THE DATA.
##########

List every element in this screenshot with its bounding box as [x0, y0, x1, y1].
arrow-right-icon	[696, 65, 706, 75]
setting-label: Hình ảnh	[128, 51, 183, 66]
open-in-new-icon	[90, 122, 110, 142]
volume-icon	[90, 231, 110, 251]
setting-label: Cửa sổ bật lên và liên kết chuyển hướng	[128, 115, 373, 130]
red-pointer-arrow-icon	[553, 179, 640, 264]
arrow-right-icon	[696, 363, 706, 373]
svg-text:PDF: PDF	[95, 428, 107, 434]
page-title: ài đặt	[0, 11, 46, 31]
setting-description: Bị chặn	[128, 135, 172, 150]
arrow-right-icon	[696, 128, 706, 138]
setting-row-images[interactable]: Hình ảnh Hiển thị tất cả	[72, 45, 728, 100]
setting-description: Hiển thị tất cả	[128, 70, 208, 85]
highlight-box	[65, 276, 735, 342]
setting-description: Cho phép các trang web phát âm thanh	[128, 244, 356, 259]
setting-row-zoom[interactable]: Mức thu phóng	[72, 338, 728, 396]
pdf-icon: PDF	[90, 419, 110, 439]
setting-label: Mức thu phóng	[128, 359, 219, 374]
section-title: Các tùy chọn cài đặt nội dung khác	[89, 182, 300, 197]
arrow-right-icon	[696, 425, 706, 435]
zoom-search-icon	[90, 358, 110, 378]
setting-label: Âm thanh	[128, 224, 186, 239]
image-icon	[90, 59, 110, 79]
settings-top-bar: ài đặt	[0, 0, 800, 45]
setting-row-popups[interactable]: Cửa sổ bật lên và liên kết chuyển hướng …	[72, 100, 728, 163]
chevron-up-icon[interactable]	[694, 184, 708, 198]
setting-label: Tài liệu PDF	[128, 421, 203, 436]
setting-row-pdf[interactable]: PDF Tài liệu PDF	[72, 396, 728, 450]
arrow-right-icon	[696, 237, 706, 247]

##########

THE REQUEST. Write out every line of the item above verbatim, from the first line through the last, changing no character.

EXERCISE SOLUTION.
List every element in this screenshot with its bounding box as [x0, y0, x1, y1].
arrow-right-icon	[696, 65, 706, 75]
setting-label: Hình ảnh	[128, 51, 183, 66]
open-in-new-icon	[90, 122, 110, 142]
volume-icon	[90, 231, 110, 251]
setting-label: Cửa sổ bật lên và liên kết chuyển hướng	[128, 115, 373, 130]
red-pointer-arrow-icon	[553, 179, 640, 264]
arrow-right-icon	[696, 363, 706, 373]
svg-text:PDF: PDF	[95, 428, 107, 434]
page-title: ài đặt	[0, 11, 46, 31]
setting-description: Bị chặn	[128, 135, 172, 150]
arrow-right-icon	[696, 128, 706, 138]
setting-row-images[interactable]: Hình ảnh Hiển thị tất cả	[72, 45, 728, 100]
setting-description: Hiển thị tất cả	[128, 70, 208, 85]
highlight-box	[65, 276, 735, 342]
setting-description: Cho phép các trang web phát âm thanh	[128, 244, 356, 259]
setting-row-zoom[interactable]: Mức thu phóng	[72, 338, 728, 396]
pdf-icon: PDF	[90, 419, 110, 439]
setting-label: Mức thu phóng	[128, 359, 219, 374]
section-title: Các tùy chọn cài đặt nội dung khác	[89, 182, 300, 197]
arrow-right-icon	[696, 425, 706, 435]
zoom-search-icon	[90, 358, 110, 378]
setting-label: Âm thanh	[128, 224, 186, 239]
image-icon	[90, 59, 110, 79]
settings-top-bar: ài đặt	[0, 0, 800, 45]
setting-row-popups[interactable]: Cửa sổ bật lên và liên kết chuyển hướng …	[72, 100, 728, 163]
chevron-up-icon[interactable]	[694, 184, 708, 198]
setting-label: Tài liệu PDF	[128, 421, 203, 436]
setting-row-pdf[interactable]: PDF Tài liệu PDF	[72, 396, 728, 450]
arrow-right-icon	[696, 237, 706, 247]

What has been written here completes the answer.